··· Text passage

The use of Respiratory protective equipment (RPE) should always be the last resort in the control hierarchy and should only be used if preferred options are not viable. For airborne contaminants RPE may be necessary.
It is important to stress that fit testing should be carried out only on clean shaven individuals. Facial hair can compromise the seal between face and mask. Nor is it any good shaving for the fit test and then allowing the development of even “designer stubble”. If found during an HSE inspection, this could result in a hefty Fee for Intervention (FFI).
Step 4 – Review and monitor
This step is important. For example, hazard ratings may change (diesel fumes moved up the hazard scale when its rating changed from class 2 to class 1 carcinogen). Where workers are exposed to high hazard materials health surveillance may be necessary.
HSE advice is to check the controls work by:
- Having procedures to ensure that work is done in the right way.
- Checking controls are effective. Does the work still seem dusty? You might need to carry out dust exposure monitoring.
- Involving workers. They can help identify problems and find solutions.
Maintaining equipment
- Follow instructions in maintenance manuals, regularly look for signs of damage and make repairs.
- Replace disposable masks in line with manufacturer’s recommendations.
- Properly clean, store and maintain non-disposable RPE. Change RPE filters as recommended by the supplier.
- Carry out a thorough examination and test of any on-tool extraction system at least every 14 months.
For those supervising workers, it is essential that they use the controls provided and follow the correct work method and attend any health surveillance where needed.

······
··· Records supplied

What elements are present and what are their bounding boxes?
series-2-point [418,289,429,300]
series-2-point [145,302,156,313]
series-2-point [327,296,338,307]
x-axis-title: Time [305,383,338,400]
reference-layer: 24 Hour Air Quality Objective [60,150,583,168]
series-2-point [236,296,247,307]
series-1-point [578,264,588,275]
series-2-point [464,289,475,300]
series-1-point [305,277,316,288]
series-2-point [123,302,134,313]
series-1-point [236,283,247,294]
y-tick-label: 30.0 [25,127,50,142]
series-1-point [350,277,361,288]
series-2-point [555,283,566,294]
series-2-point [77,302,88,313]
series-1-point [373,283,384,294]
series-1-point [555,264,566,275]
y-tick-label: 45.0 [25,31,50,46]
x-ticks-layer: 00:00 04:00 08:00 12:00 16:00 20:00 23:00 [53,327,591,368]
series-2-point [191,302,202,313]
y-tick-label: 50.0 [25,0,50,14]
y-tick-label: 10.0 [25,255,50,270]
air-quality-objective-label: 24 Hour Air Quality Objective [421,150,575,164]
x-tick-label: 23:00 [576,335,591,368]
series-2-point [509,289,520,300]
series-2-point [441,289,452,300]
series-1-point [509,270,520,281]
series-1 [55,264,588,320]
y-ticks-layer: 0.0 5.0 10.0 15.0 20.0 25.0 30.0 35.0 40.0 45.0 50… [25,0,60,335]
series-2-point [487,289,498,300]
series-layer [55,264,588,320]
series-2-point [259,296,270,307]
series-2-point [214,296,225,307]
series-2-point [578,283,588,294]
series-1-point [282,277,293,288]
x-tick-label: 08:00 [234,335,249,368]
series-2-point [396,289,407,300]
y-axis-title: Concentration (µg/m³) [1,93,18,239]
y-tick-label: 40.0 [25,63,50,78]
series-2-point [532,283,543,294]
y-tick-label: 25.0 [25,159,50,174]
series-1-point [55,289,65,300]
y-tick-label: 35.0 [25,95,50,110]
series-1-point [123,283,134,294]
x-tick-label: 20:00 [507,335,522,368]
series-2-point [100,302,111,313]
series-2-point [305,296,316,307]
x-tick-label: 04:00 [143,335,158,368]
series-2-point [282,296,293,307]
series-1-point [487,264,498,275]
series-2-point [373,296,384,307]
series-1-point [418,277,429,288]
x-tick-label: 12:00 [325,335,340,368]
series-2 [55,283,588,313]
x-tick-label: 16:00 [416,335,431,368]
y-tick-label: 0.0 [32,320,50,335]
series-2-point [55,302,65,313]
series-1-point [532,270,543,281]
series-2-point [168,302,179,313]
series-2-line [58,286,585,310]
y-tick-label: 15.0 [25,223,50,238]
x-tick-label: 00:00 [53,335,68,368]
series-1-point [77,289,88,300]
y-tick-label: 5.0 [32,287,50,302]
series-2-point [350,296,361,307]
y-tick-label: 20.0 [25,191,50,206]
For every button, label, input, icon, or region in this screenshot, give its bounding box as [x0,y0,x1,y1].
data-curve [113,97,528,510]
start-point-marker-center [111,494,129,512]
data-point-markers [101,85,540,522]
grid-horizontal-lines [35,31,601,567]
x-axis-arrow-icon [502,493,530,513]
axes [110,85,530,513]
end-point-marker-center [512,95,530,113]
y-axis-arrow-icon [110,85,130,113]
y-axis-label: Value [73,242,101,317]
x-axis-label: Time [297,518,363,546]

······

Pick up the passage on dust controls and respiratory protective equipment after its last sentence and continue it.

You may have to put a health surveillance programme in place. External audits such as BSG inspections help give an independent assessment of management systems.
A written health and safety policy is not enough. There must be efficient and effective implementation procedures for occupational health and safety programmes to be successful.
Importantly, the role of every person involved in ensuring the well-being of workers should be well defined and complement the efforts of the other towards a common goal of enhancing health and safety. Any programme which is implemented must also be constantly reviewed to help keep pace with changes in working practices which are often accompanied by new risks and hazards.
Introducing new procedures can be problematic if the company’s culture, behaviour and attitude towards health and safety is not ready to accept change. The most effective way to change behaviour is to improve knowledge and understanding; knowledge of the required health and safety practices to remain legal and compliant as well as understanding the consequences of ignoring them.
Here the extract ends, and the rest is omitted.